YOUR TASK = List each line of the data that holds the string "poses".

MATERIAL PROVIDED =
┏━━

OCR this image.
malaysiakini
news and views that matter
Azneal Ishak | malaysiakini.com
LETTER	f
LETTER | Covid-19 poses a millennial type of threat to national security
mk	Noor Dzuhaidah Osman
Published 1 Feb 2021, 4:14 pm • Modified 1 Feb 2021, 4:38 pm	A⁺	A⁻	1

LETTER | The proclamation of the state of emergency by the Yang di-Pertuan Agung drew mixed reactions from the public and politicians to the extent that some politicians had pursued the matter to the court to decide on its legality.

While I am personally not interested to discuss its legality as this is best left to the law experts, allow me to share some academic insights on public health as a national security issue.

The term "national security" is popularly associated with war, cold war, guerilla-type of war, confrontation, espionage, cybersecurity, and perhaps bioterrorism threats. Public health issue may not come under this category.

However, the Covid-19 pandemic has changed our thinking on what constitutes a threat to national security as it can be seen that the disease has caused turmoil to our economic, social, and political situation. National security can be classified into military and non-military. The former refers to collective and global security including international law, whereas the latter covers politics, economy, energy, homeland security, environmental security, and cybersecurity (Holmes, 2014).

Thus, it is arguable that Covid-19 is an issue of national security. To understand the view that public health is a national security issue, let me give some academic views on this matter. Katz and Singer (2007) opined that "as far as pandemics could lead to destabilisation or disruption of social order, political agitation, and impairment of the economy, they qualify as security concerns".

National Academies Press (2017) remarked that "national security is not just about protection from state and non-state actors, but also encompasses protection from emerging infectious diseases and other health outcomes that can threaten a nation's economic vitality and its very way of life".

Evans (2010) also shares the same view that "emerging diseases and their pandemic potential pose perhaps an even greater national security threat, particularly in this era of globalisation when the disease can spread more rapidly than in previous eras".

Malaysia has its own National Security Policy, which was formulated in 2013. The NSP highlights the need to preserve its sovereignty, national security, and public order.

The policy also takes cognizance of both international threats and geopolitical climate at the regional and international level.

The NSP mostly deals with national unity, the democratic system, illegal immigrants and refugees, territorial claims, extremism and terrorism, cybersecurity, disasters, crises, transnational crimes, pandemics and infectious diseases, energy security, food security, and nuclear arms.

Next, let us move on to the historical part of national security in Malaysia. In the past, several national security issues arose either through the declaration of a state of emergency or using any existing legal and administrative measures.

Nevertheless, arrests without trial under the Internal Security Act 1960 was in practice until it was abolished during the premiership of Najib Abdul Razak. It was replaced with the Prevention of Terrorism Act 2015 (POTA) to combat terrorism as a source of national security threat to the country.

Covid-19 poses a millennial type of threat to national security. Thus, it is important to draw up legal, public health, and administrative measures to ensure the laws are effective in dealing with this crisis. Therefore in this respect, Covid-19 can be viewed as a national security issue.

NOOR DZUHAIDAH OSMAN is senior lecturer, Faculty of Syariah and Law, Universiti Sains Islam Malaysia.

┗━━

EXPECTED OUTPUT =
LETTER | Covid-19 poses a millennial type of threat to national security
Covid-19 poses a millennial type of threat to national security. Thus, it is important to draw up legal, public health, and administrative measures to ensure the laws are effective in dealing with this crisis. Therefore in this respect, Covid-19 can be viewed as a national security issue.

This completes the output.